**What to produce:**
Figure out how many lines of the material below contain the word "деталей". Answer with the number only.

Data records:
****************

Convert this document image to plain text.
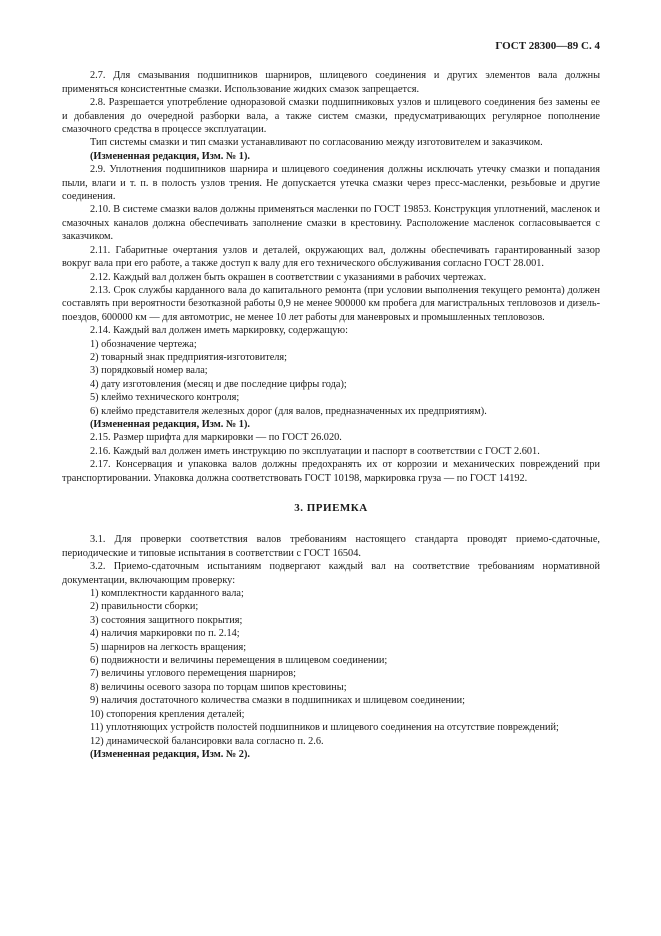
ГОСТ 28300—89 С. 4

2.7. Для смазывания подшипников шарниров, шлицевого соединения и других элементов вала должны применяться консистентные смазки. Использование жидких смазок запрещается.

2.8. Разрешается употребление одноразовой смазки подшипниковых узлов и шлицевого соединения без замены ее и добавления до очередной разборки вала, а также систем смазки, предусматривающих регулярное пополнение смазочного средства в процессе эксплуатации.

Тип системы смазки и тип смазки устанавливают по согласованию между изготовителем и заказчиком.

(Измененная редакция, Изм. № 1).

2.9. Уплотнения подшипников шарнира и шлицевого соединения должны исключать утечку смазки и попадания пыли, влаги и т. п. в полость узлов трения. Не допускается утечка смазки через пресс-масленки, резьбовые и другие соединения.

2.10. В системе смазки валов должны применяться масленки по ГОСТ 19853. Конструкция уплотнений, масленок и смазочных каналов должна обеспечивать заполнение смазки в крестовину. Расположение масленок согласовывается с заказчиком.

2.11. Габаритные очертания узлов и деталей, окружающих вал, должны обеспечивать гарантированный зазор вокруг вала при его работе, а также доступ к валу для его технического обслуживания согласно ГОСТ 28.001.

2.12. Каждый вал должен быть окрашен в соответствии с указаниями в рабочих чертежах.

2.13. Срок службы карданного вала до капитального ремонта (при условии выполнения текущего ремонта) должен составлять при вероятности безотказной работы 0,9 не менее 900000 км пробега для магистральных тепловозов и дизель-поездов, 600000 км — для автомотрис, не менее 10 лет работы для маневровых и промышленных тепловозов.

2.14. Каждый вал должен иметь маркировку, содержащую:

1) обозначение чертежа;

2) товарный знак предприятия-изготовителя;

3) порядковый номер вала;

4) дату изготовления (месяц и две последние цифры года);

5) клеймо технического контроля;

6) клеймо представителя железных дорог (для валов, предназначенных их предприятиям).

(Измененная редакция, Изм. № 1).

2.15. Размер шрифта для маркировки — по ГОСТ 26.020.

2.16. Каждый вал должен иметь инструкцию по эксплуатации и паспорт в соответствии с ГОСТ 2.601.

2.17. Консервация и упаковка валов должны предохранять их от коррозии и механических повреждений при транспортировании. Упаковка должна соответствовать ГОСТ 10198, маркировка груза — по ГОСТ 14192.

3. ПРИЕМКА

3.1. Для проверки соответствия валов требованиям настоящего стандарта проводят приемо-сдаточные, периодические и типовые испытания в соответствии с ГОСТ 16504.

3.2. Приемо-сдаточным испытаниям подвергают каждый вал на соответствие требованиям нормативной документации, включающим проверку:

1) комплектности карданного вала;

2) правильности сборки;

3) состояния защитного покрытия;

4) наличия маркировки по п. 2.14;

5) шарниров на легкость вращения;

6) подвижности и величины перемещения в шлицевом соединении;

7) величины углового перемещения шарниров;

8) величины осевого зазора по торцам шипов крестовины;

9) наличия достаточного количества смазки в подшипниках и шлицевом соединении;

10) стопорения крепления деталей;

11) уплотняющих устройств полостей подшипников и шлицевого соединения на отсутствие повреждений;

12) динамической балансировки вала согласно п. 2.6.

(Измененная редакция, Изм. № 2).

****************

**The reply:**
2